### Instruction:
Please give the entries again in full and exactly, without any picture.

* BEGIN Provided material *

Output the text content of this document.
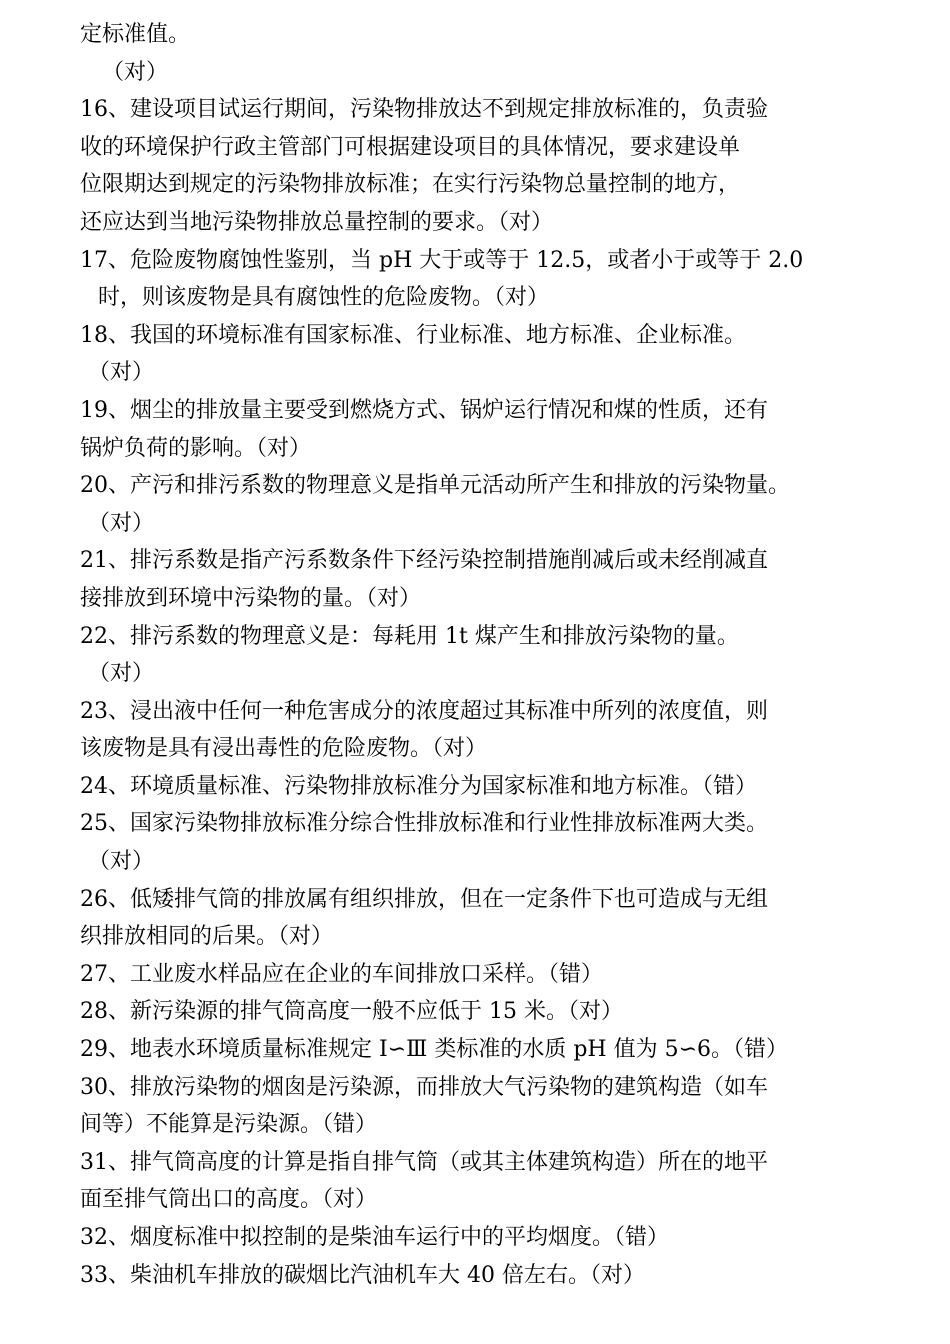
定标准值。
（对）
16、建设项目试运行期间，污染物排放达不到规定排放标准的，负责验
收的环境保护行政主管部门可根据建设项目的具体情况，要求建设单
位限期达到规定的污染物排放标准；在实行污染物总量控制的地方，
还应达到当地污染物排放总量控制的要求。（对）
17、危险废物腐蚀性鉴别，当 pH 大于或等于 12.5，或者小于或等于 2.0
时，则该废物是具有腐蚀性的危险废物。（对）
18、我国的环境标准有国家标准、行业标准、地方标准、企业标准。
（对）
19、烟尘的排放量主要受到燃烧方式、锅炉运行情况和煤的性质，还有
锅炉负荷的影响。（对）
20、产污和排污系数的物理意义是指单元活动所产生和排放的污染物量。
（对）
21、排污系数是指产污系数条件下经污染控制措施削减后或未经削减直
接排放到环境中污染物的量。（对）
22、排污系数的物理意义是：每耗用 1t 煤产生和排放污染物的量。
（对）
23、浸出液中任何一种危害成分的浓度超过其标准中所列的浓度值，则
该废物是具有浸出毒性的危险废物。（对）
24、环境质量标准、污染物排放标准分为国家标准和地方标准。（错）
25、国家污染物排放标准分综合性排放标准和行业性排放标准两大类。
（对）
26、低矮排气筒的排放属有组织排放，但在一定条件下也可造成与无组
织排放相同的后果。（对）
27、工业废水样品应在企业的车间排放口采样。（错）
28、新污染源的排气筒高度一般不应低于 15 米。（对）
29、地表水环境质量标准规定 I∽Ⅲ 类标准的水质 pH 值为 5∽6。（错）
30、排放污染物的烟囱是污染源，而排放大气污染物的建筑构造（如车
间等）不能算是污染源。（错）
31、排气筒高度的计算是指自排气筒（或其主体建筑构造）所在的地平
面至排气筒出口的高度。（对）
32、烟度标准中拟控制的是柴油车运行中的平均烟度。（错）
33、柴油机车排放的碳烟比汽油机车大 40 倍左右。（对）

* END Provided material *

### The answer:
Output the text content of this document.
定标准值。
（对）
16、建设项目试运行期间，污染物排放达不到规定排放标准的，负责验
收的环境保护行政主管部门可根据建设项目的具体情况，要求建设单
位限期达到规定的污染物排放标准；在实行污染物总量控制的地方，
还应达到当地污染物排放总量控制的要求。（对）
17、危险废物腐蚀性鉴别，当 pH 大于或等于 12.5，或者小于或等于 2.0
时，则该废物是具有腐蚀性的危险废物。（对）
18、我国的环境标准有国家标准、行业标准、地方标准、企业标准。
（对）
19、烟尘的排放量主要受到燃烧方式、锅炉运行情况和煤的性质，还有
锅炉负荷的影响。（对）
20、产污和排污系数的物理意义是指单元活动所产生和排放的污染物量。
（对）
21、排污系数是指产污系数条件下经污染控制措施削减后或未经削减直
接排放到环境中污染物的量。（对）
22、排污系数的物理意义是：每耗用 1t 煤产生和排放污染物的量。
（对）
23、浸出液中任何一种危害成分的浓度超过其标准中所列的浓度值，则
该废物是具有浸出毒性的危险废物。（对）
24、环境质量标准、污染物排放标准分为国家标准和地方标准。（错）
25、国家污染物排放标准分综合性排放标准和行业性排放标准两大类。
（对）
26、低矮排气筒的排放属有组织排放，但在一定条件下也可造成与无组
织排放相同的后果。（对）
27、工业废水样品应在企业的车间排放口采样。（错）
28、新污染源的排气筒高度一般不应低于 15 米。（对）
29、地表水环境质量标准规定 I∽Ⅲ 类标准的水质 pH 值为 5∽6。（错）
30、排放污染物的烟囱是污染源，而排放大气污染物的建筑构造（如车
间等）不能算是污染源。（错）
31、排气筒高度的计算是指自排气筒（或其主体建筑构造）所在的地平
面至排气筒出口的高度。（对）
32、烟度标准中拟控制的是柴油车运行中的平均烟度。（错）
33、柴油机车排放的碳烟比汽油机车大 40 倍左右。（对）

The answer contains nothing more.